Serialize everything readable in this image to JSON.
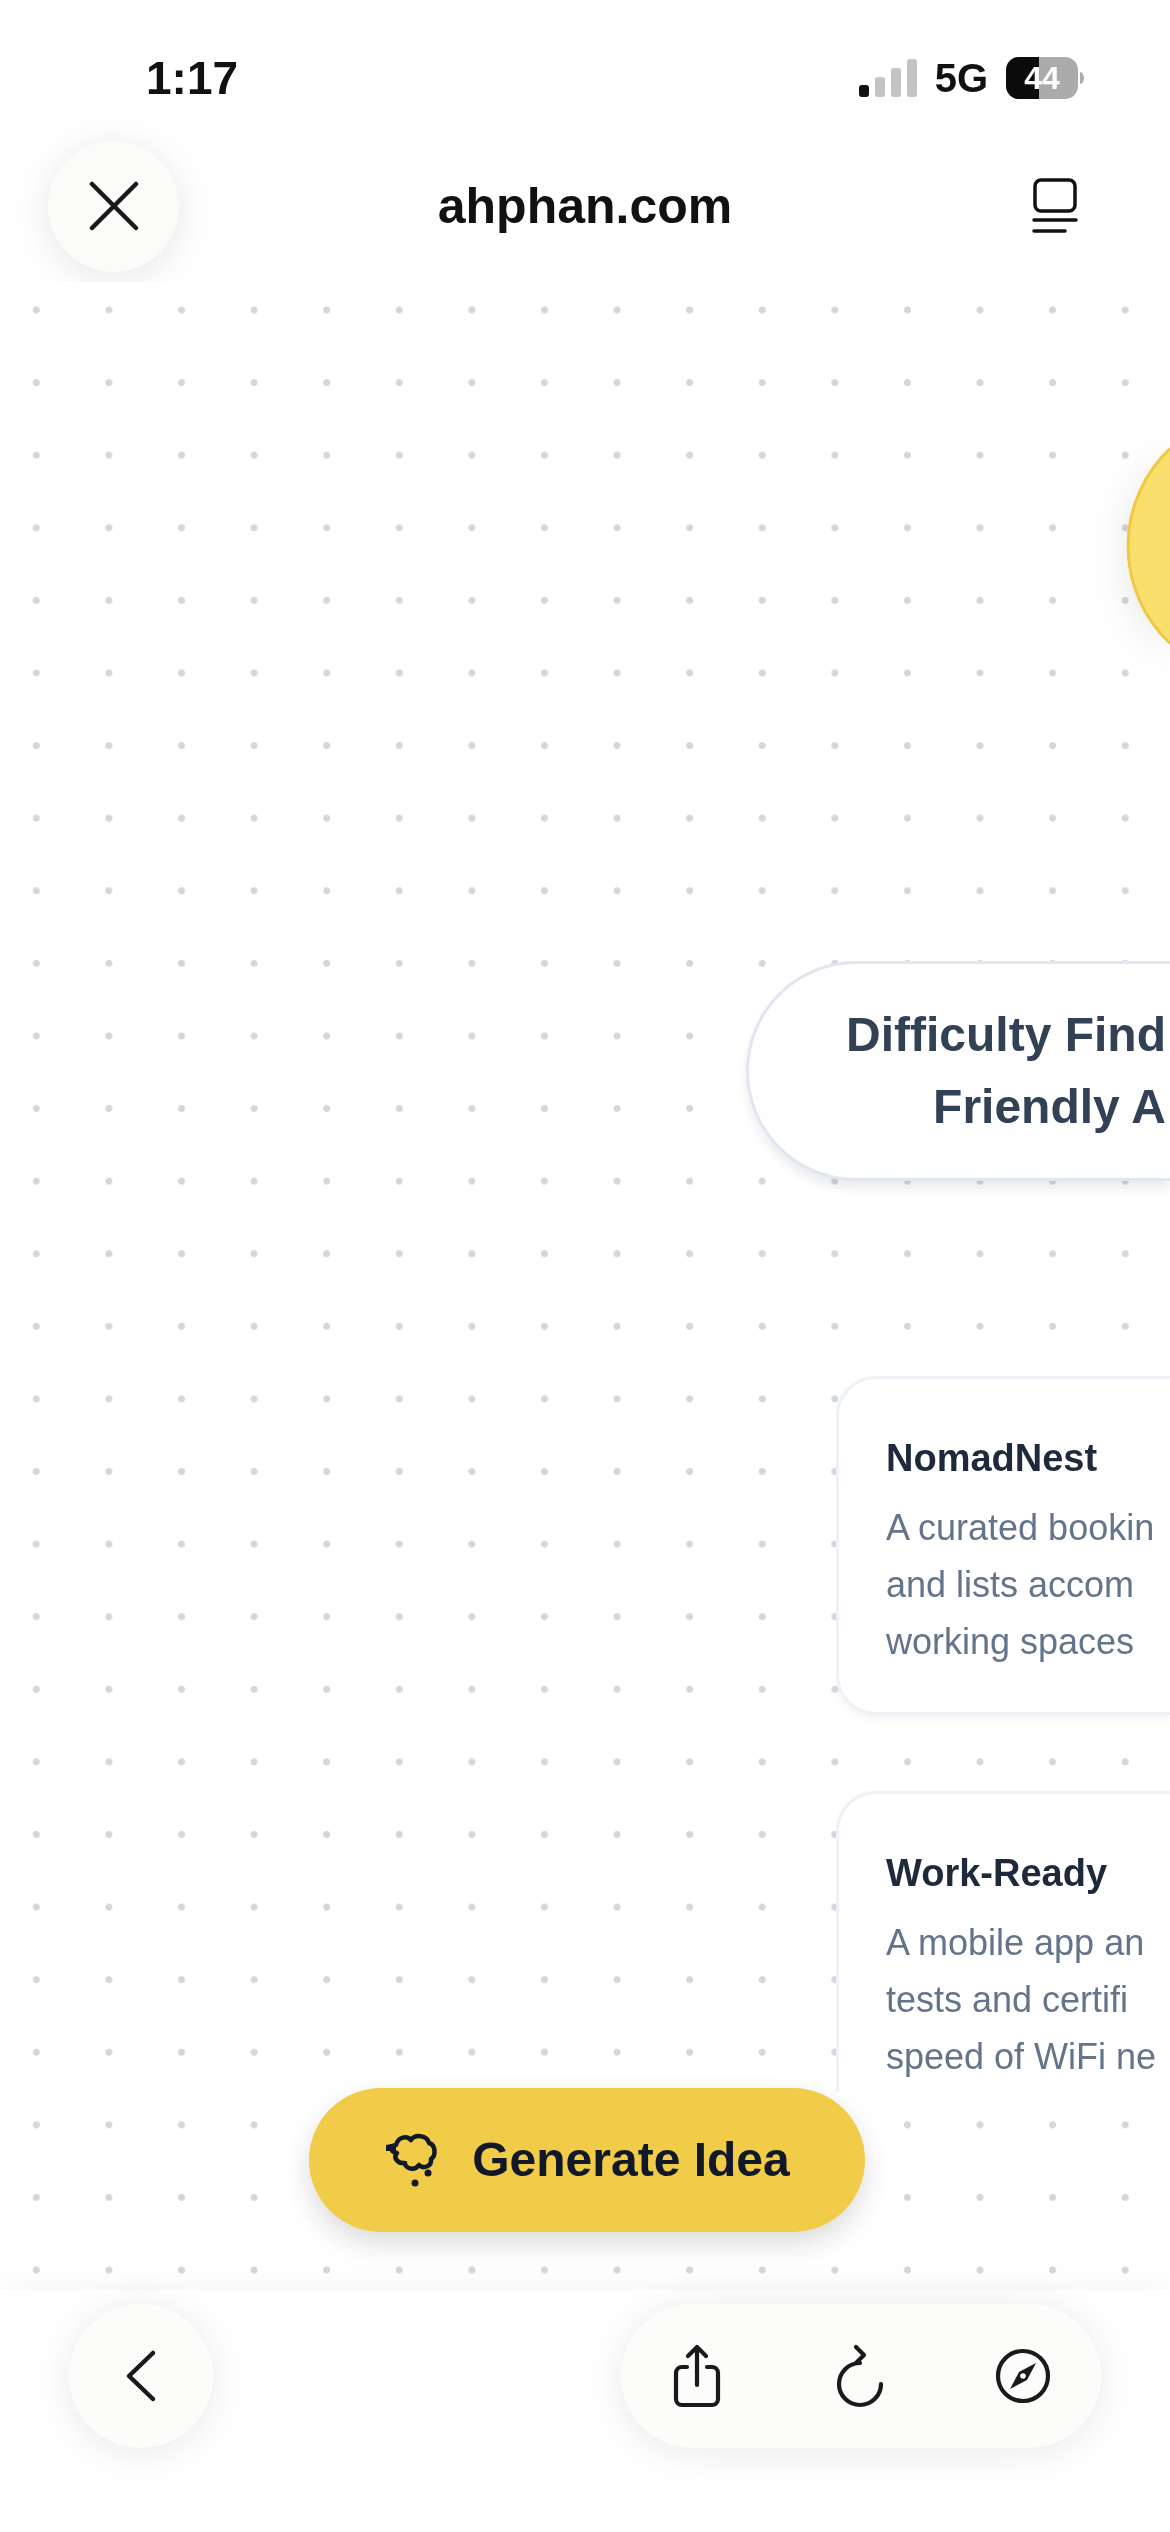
{
  "status_bar": {
    "time": "1:17",
    "network": "5G",
    "battery": "44"
  },
  "browser_header": {
    "title": "ahphan.com"
  },
  "canvas": {
    "topic_node": {
      "label_lines": [
        "Difficulty Find",
        "Friendly A"
      ]
    },
    "idea_cards": [
      {
        "title": "NomadNest",
        "description_lines": [
          "A curated bookin",
          "and lists accom",
          "working spaces"
        ]
      },
      {
        "title": "Work-Ready",
        "description_lines": [
          "A mobile app an",
          "tests and certifi",
          "speed of WiFi ne"
        ]
      }
    ],
    "generate_button": {
      "label": "Generate Idea"
    }
  }
}
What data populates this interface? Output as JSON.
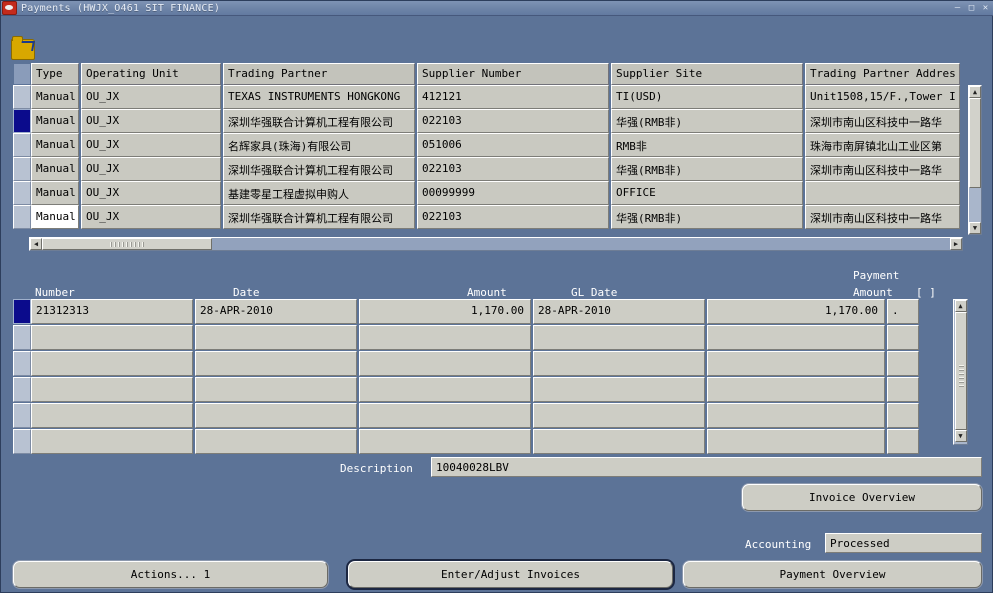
{
  "window": {
    "title": "Payments (HWJX_O461 SIT FINANCE)",
    "app_icon": "oracle-icon",
    "minimize": "–",
    "maximize": "□",
    "close": "✕"
  },
  "toolbar": {
    "folder_icon": "folder-open-icon"
  },
  "master": {
    "columns": [
      "Type",
      "Operating Unit",
      "Trading Partner",
      "Supplier Number",
      "Supplier Site",
      "Trading Partner Addres"
    ],
    "rows": [
      {
        "selected": false,
        "focus": false,
        "type": "Manual",
        "ou": "OU_JX",
        "partner": "TEXAS INSTRUMENTS HONGKONG",
        "supplier_number": "412121",
        "supplier_site": "TI(USD)",
        "address": "Unit1508,15/F.,Tower I"
      },
      {
        "selected": true,
        "focus": false,
        "type": "Manual",
        "ou": "OU_JX",
        "partner": "深圳华强联合计算机工程有限公司",
        "supplier_number": "022103",
        "supplier_site": "华强(RMB非)",
        "address": "深圳市南山区科技中一路华"
      },
      {
        "selected": false,
        "focus": false,
        "type": "Manual",
        "ou": "OU_JX",
        "partner": "名辉家具(珠海)有限公司",
        "supplier_number": "051006",
        "supplier_site": "RMB非",
        "address": "珠海市南屏镇北山工业区第"
      },
      {
        "selected": false,
        "focus": false,
        "type": "Manual",
        "ou": "OU_JX",
        "partner": "深圳华强联合计算机工程有限公司",
        "supplier_number": "022103",
        "supplier_site": "华强(RMB非)",
        "address": "深圳市南山区科技中一路华"
      },
      {
        "selected": false,
        "focus": false,
        "type": "Manual",
        "ou": "OU_JX",
        "partner": "基建零星工程虚拟申购人",
        "supplier_number": "00099999",
        "supplier_site": "OFFICE",
        "address": ""
      },
      {
        "selected": false,
        "focus": true,
        "type": "Manual",
        "ou": "OU_JX",
        "partner": "深圳华强联合计算机工程有限公司",
        "supplier_number": "022103",
        "supplier_site": "华强(RMB非)",
        "address": "深圳市南山区科技中一路华"
      }
    ],
    "scroll_up_icon": "▲",
    "scroll_down_icon": "▼",
    "scroll_left_icon": "◀",
    "scroll_right_icon": "▶"
  },
  "detail": {
    "columns": {
      "number": "Number",
      "date": "Date",
      "amount": "Amount",
      "gl_date": "GL Date",
      "payment_line1": "Payment",
      "payment_line2": "Amount",
      "flag": "[   ]"
    },
    "rows": [
      {
        "selected": true,
        "number": "21312313",
        "date": "28-APR-2010",
        "amount": "1,170.00",
        "gl_date": "28-APR-2010",
        "payment_amount": "1,170.00",
        "flag": "."
      },
      {
        "selected": false,
        "number": "",
        "date": "",
        "amount": "",
        "gl_date": "",
        "payment_amount": "",
        "flag": ""
      },
      {
        "selected": false,
        "number": "",
        "date": "",
        "amount": "",
        "gl_date": "",
        "payment_amount": "",
        "flag": ""
      },
      {
        "selected": false,
        "number": "",
        "date": "",
        "amount": "",
        "gl_date": "",
        "payment_amount": "",
        "flag": ""
      },
      {
        "selected": false,
        "number": "",
        "date": "",
        "amount": "",
        "gl_date": "",
        "payment_amount": "",
        "flag": ""
      },
      {
        "selected": false,
        "number": "",
        "date": "",
        "amount": "",
        "gl_date": "",
        "payment_amount": "",
        "flag": ""
      }
    ]
  },
  "form": {
    "description_label": "Description",
    "description_value": "10040028LBV",
    "invoice_overview_button": "Invoice Overview",
    "invoice_overview_accel": "n",
    "accounting_label": "Accounting",
    "accounting_value": "Processed"
  },
  "buttons": {
    "actions": "Actions... 1",
    "actions_accel": "A",
    "enter_adjust": "Enter/Adjust Invoices",
    "enter_adjust_accel": "I",
    "payment_overview": "Payment Overview",
    "payment_overview_accel": "O"
  },
  "colors": {
    "background": "#5c7397",
    "field": "#cdcdc5",
    "header": "#c3c3bb",
    "selected_row": "#0b0b8c",
    "title_text": "#e6ecf5"
  }
}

###

Instruction:
Repeat the records above exactly, omitting every picture.

Complete answer:
Serialize everything readable in this image to JSON.
{
  "status_bar": {
    "time": "1:17",
    "network": "5G",
    "battery": "44"
  },
  "browser_header": {
    "title": "ahphan.com"
  },
  "canvas": {
    "topic_node": {
      "label_lines": [
        "Difficulty Find",
        "Friendly A"
      ]
    },
    "idea_cards": [
      {
        "title": "NomadNest",
        "description_lines": [
          "A curated bookin",
          "and lists accom",
          "working spaces"
        ]
      },
      {
        "title": "Work-Ready",
        "description_lines": [
          "A mobile app an",
          "tests and certifi",
          "speed of WiFi ne"
        ]
      }
    ],
    "generate_button": {
      "label": "Generate Idea"
    }
  }
}
What data populates this interface? Output as JSON.
{
  "window": {
    "title": "Payments (HWJX_O461 SIT FINANCE)",
    "app_icon": "oracle-icon",
    "minimize": "–",
    "maximize": "□",
    "close": "✕"
  },
  "toolbar": {
    "folder_icon": "folder-open-icon"
  },
  "master": {
    "columns": [
      "Type",
      "Operating Unit",
      "Trading Partner",
      "Supplier Number",
      "Supplier Site",
      "Trading Partner Addres"
    ],
    "rows": [
      {
        "selected": false,
        "focus": false,
        "type": "Manual",
        "ou": "OU_JX",
        "partner": "TEXAS INSTRUMENTS HONGKONG",
        "supplier_number": "412121",
        "supplier_site": "TI(USD)",
        "address": "Unit1508,15/F.,Tower I"
      },
      {
        "selected": true,
        "focus": false,
        "type": "Manual",
        "ou": "OU_JX",
        "partner": "深圳华强联合计算机工程有限公司",
        "supplier_number": "022103",
        "supplier_site": "华强(RMB非)",
        "address": "深圳市南山区科技中一路华"
      },
      {
        "selected": false,
        "focus": false,
        "type": "Manual",
        "ou": "OU_JX",
        "partner": "名辉家具(珠海)有限公司",
        "supplier_number": "051006",
        "supplier_site": "RMB非",
        "address": "珠海市南屏镇北山工业区第"
      },
      {
        "selected": false,
        "focus": false,
        "type": "Manual",
        "ou": "OU_JX",
        "partner": "深圳华强联合计算机工程有限公司",
        "supplier_number": "022103",
        "supplier_site": "华强(RMB非)",
        "address": "深圳市南山区科技中一路华"
      },
      {
        "selected": false,
        "focus": false,
        "type": "Manual",
        "ou": "OU_JX",
        "partner": "基建零星工程虚拟申购人",
        "supplier_number": "00099999",
        "supplier_site": "OFFICE",
        "address": ""
      },
      {
        "selected": false,
        "focus": true,
        "type": "Manual",
        "ou": "OU_JX",
        "partner": "深圳华强联合计算机工程有限公司",
        "supplier_number": "022103",
        "supplier_site": "华强(RMB非)",
        "address": "深圳市南山区科技中一路华"
      }
    ],
    "scroll_up_icon": "▲",
    "scroll_down_icon": "▼",
    "scroll_left_icon": "◀",
    "scroll_right_icon": "▶"
  },
  "detail": {
    "columns": {
      "number": "Number",
      "date": "Date",
      "amount": "Amount",
      "gl_date": "GL Date",
      "payment_line1": "Payment",
      "payment_line2": "Amount",
      "flag": "[   ]"
    },
    "rows": [
      {
        "selected": true,
        "number": "21312313",
        "date": "28-APR-2010",
        "amount": "1,170.00",
        "gl_date": "28-APR-2010",
        "payment_amount": "1,170.00",
        "flag": "."
      },
      {
        "selected": false,
        "number": "",
        "date": "",
        "amount": "",
        "gl_date": "",
        "payment_amount": "",
        "flag": ""
      },
      {
        "selected": false,
        "number": "",
        "date": "",
        "amount": "",
        "gl_date": "",
        "payment_amount": "",
        "flag": ""
      },
      {
        "selected": false,
        "number": "",
        "date": "",
        "amount": "",
        "gl_date": "",
        "payment_amount": "",
        "flag": ""
      },
      {
        "selected": false,
        "number": "",
        "date": "",
        "amount": "",
        "gl_date": "",
        "payment_amount": "",
        "flag": ""
      },
      {
        "selected": false,
        "number": "",
        "date": "",
        "amount": "",
        "gl_date": "",
        "payment_amount": "",
        "flag": ""
      }
    ]
  },
  "form": {
    "description_label": "Description",
    "description_value": "10040028LBV",
    "invoice_overview_button": "Invoice Overview",
    "invoice_overview_accel": "n",
    "accounting_label": "Accounting",
    "accounting_value": "Processed"
  },
  "buttons": {
    "actions": "Actions... 1",
    "actions_accel": "A",
    "enter_adjust": "Enter/Adjust Invoices",
    "enter_adjust_accel": "I",
    "payment_overview": "Payment Overview",
    "payment_overview_accel": "O"
  },
  "colors": {
    "background": "#5c7397",
    "field": "#cdcdc5",
    "header": "#c3c3bb",
    "selected_row": "#0b0b8c",
    "title_text": "#e6ecf5"
  }
}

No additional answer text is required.